◆ **EXERCISE DESCRIPTION**:
Pull out each row below that contains the word "como" and copy it in full. Case counts.

+ + +

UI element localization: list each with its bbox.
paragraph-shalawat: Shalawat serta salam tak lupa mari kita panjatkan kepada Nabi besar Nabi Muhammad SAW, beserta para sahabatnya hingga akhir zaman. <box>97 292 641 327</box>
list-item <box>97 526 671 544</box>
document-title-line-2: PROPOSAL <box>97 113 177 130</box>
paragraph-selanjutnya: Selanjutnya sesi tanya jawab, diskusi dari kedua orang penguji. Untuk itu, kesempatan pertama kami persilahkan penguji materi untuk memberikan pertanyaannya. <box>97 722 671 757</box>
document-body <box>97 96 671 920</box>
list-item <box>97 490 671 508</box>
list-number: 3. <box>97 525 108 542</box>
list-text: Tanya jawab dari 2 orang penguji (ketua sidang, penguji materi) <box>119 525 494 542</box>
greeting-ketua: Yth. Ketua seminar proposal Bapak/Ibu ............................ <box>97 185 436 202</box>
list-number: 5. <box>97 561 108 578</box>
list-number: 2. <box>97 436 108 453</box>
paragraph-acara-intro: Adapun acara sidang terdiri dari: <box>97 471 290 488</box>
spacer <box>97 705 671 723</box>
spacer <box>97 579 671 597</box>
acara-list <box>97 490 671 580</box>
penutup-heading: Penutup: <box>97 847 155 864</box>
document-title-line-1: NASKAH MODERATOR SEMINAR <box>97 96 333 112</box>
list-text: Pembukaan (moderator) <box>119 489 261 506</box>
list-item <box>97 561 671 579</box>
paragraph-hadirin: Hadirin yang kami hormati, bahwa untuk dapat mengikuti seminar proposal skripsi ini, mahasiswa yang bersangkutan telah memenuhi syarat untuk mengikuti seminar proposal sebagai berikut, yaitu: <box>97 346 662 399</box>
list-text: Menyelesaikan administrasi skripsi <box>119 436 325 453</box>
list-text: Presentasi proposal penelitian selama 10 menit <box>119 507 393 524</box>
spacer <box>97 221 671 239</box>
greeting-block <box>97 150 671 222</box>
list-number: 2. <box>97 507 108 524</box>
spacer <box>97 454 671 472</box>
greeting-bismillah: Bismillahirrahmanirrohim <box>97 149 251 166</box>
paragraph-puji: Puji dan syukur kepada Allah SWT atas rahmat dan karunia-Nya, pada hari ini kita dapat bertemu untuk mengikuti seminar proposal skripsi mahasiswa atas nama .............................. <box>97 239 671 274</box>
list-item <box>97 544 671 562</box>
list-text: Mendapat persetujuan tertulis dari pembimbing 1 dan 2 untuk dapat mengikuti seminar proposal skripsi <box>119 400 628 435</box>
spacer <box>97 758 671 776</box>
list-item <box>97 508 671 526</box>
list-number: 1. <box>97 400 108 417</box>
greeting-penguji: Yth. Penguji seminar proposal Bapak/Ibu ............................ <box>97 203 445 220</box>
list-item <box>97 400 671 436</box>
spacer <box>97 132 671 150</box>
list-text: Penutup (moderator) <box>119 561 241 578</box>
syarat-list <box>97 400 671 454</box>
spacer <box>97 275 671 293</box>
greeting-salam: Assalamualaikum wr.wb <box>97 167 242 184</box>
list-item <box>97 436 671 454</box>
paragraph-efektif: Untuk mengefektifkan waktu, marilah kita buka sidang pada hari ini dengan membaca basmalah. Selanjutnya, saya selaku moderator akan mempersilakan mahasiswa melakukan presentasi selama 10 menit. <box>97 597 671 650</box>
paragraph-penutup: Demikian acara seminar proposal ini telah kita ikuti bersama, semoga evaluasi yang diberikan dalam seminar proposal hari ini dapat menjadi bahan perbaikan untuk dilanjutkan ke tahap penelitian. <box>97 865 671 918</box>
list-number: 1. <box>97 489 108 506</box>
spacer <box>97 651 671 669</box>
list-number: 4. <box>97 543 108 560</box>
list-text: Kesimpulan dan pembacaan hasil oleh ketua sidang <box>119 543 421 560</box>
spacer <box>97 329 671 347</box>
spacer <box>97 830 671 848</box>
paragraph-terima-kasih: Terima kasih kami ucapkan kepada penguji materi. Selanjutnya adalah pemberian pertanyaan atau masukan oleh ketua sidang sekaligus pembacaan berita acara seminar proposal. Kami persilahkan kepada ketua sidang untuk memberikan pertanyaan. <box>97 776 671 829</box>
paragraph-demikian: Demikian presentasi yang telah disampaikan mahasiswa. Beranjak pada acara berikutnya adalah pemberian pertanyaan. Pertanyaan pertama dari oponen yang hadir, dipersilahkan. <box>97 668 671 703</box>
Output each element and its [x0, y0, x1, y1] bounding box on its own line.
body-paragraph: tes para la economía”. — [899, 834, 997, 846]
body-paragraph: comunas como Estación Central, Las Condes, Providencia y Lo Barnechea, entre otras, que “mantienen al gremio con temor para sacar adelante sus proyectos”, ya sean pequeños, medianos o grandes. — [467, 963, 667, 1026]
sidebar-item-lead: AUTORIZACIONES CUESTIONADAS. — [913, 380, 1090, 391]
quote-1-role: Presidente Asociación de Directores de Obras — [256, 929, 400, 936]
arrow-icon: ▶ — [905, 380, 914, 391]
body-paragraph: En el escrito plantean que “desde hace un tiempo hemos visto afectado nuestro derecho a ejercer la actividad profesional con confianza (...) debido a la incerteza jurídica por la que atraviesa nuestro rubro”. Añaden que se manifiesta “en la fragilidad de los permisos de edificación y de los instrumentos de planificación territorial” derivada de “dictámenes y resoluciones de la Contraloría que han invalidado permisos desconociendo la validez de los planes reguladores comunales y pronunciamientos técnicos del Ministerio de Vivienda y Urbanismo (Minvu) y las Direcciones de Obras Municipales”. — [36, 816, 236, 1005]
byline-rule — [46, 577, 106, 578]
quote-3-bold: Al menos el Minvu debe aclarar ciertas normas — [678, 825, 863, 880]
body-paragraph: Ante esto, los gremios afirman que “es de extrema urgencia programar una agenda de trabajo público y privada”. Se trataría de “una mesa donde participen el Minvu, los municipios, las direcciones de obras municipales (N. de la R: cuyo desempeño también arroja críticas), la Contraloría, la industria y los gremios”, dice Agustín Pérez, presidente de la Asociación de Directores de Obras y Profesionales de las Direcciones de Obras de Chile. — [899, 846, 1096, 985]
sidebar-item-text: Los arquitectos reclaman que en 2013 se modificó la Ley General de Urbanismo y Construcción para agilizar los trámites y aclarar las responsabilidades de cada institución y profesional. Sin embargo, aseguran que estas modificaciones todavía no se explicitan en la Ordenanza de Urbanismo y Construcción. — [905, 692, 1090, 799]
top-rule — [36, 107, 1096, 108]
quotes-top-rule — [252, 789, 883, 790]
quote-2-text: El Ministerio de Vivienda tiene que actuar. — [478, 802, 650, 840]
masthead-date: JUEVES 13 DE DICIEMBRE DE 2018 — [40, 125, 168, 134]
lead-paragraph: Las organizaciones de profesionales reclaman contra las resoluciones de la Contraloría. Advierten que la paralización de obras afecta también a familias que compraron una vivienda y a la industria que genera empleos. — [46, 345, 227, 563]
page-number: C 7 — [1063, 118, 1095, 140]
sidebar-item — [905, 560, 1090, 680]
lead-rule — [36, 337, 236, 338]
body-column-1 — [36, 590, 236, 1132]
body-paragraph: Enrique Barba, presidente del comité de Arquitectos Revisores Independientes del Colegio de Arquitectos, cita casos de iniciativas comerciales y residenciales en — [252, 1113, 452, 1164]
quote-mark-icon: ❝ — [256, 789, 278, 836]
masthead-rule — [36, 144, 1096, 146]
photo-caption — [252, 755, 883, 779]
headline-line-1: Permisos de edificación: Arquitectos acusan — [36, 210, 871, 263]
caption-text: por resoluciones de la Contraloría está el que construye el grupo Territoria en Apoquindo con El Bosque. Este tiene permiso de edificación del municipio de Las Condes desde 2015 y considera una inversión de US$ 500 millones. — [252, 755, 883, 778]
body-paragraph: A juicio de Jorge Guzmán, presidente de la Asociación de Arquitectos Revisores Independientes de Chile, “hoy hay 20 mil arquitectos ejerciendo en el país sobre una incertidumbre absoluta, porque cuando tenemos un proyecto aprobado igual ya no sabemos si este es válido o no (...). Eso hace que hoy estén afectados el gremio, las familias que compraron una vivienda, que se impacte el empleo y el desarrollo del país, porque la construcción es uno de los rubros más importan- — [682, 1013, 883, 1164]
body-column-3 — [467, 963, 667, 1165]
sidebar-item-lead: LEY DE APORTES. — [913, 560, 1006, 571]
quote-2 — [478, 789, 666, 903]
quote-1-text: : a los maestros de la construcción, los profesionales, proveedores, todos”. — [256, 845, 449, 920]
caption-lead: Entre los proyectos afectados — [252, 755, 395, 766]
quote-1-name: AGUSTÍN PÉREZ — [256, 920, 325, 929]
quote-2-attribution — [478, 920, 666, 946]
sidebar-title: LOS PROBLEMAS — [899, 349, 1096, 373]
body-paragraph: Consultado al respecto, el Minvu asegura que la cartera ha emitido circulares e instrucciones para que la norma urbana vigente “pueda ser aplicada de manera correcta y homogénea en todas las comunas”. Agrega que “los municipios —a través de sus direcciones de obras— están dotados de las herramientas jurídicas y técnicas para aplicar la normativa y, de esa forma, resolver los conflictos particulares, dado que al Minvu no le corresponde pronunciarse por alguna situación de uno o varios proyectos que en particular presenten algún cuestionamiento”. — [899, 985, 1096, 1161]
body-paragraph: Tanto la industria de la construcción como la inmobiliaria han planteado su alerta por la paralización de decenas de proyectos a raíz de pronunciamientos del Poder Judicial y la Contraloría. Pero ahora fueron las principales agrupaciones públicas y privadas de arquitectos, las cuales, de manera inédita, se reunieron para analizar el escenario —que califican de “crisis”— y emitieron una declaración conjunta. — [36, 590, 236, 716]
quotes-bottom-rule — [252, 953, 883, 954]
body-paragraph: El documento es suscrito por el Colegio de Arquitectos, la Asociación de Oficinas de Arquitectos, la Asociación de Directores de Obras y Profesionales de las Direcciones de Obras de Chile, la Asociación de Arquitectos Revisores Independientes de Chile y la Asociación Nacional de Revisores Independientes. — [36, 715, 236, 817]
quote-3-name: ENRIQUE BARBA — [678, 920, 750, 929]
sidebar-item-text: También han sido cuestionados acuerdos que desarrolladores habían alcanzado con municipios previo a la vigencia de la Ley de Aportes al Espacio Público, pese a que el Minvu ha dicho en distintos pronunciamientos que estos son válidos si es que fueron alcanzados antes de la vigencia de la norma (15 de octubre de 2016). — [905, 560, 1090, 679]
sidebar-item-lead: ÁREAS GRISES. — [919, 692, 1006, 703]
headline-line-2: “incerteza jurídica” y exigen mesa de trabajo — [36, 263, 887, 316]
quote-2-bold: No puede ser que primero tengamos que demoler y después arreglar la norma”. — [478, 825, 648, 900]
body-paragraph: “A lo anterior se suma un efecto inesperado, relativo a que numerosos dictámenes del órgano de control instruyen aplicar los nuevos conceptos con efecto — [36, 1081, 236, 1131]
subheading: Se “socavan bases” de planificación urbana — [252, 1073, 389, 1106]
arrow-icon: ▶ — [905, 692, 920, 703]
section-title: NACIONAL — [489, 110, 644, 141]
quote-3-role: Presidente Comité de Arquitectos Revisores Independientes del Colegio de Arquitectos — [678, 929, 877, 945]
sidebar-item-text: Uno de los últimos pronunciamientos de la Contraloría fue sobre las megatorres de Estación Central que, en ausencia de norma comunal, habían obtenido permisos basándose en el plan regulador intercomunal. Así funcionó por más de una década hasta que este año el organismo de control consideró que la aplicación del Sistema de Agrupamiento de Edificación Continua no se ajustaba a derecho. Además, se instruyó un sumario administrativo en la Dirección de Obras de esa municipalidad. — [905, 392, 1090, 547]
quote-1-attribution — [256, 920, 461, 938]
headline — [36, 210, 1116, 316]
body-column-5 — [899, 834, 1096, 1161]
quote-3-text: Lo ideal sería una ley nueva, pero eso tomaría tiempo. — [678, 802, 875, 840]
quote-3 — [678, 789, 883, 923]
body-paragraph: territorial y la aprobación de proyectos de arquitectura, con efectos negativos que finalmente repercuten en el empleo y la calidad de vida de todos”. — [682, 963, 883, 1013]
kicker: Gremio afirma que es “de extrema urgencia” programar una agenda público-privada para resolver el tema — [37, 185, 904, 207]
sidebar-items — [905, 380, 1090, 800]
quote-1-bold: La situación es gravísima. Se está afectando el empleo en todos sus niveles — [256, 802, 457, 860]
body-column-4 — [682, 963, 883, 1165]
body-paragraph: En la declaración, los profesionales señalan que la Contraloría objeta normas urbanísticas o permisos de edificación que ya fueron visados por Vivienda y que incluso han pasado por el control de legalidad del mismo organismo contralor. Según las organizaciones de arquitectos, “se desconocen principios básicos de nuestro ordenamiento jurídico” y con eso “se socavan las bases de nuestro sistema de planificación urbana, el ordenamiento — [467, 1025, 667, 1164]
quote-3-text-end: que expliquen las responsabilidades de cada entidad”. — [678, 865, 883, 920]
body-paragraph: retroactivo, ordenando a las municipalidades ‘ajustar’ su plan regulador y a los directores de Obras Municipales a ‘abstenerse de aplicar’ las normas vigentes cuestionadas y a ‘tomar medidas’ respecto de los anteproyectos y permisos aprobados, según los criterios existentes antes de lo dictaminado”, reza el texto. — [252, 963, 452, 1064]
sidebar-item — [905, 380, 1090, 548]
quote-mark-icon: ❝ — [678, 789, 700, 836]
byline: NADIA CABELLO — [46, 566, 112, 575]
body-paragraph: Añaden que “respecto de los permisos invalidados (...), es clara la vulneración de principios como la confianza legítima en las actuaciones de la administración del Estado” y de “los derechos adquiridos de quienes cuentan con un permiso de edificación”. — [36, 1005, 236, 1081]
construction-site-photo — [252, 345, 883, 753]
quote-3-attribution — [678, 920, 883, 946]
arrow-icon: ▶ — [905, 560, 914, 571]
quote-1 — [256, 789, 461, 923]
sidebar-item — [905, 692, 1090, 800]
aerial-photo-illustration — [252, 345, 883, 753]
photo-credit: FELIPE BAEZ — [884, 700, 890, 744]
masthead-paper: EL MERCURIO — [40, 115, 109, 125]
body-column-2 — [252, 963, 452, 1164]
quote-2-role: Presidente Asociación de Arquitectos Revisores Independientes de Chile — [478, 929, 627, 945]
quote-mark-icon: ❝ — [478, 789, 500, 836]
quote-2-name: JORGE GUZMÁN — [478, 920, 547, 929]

+ + +

◆ **FINISHED EXERCISE**:
body-paragraph: comunas como Estación Central, Las Condes, Providencia y Lo Barnechea, entre otras, que “mantienen al gremio con temor para sacar adelante sus proyectos”, ya sean pequeños, medianos o grandes. — [467, 963, 667, 1026]
body-paragraph: Tanto la industria de la construcción como la inmobiliaria han planteado su alerta por la paralización de decenas de proyectos a raíz de pronunciamientos del Poder Judicial y la Contraloría. Pero ahora fueron las principales agrupaciones públicas y privadas de arquitectos, las cuales, de manera inédita, se reunieron para analizar el escenario —que califican de “crisis”— y emitieron una declaración conjunta. — [36, 590, 236, 716]
body-paragraph: Añaden que “respecto de los permisos invalidados (...), es clara la vulneración de principios como la confianza legítima en las actuaciones de la administración del Estado” y de “los derechos adquiridos de quienes cuentan con un permiso de edificación”. — [36, 1005, 236, 1081]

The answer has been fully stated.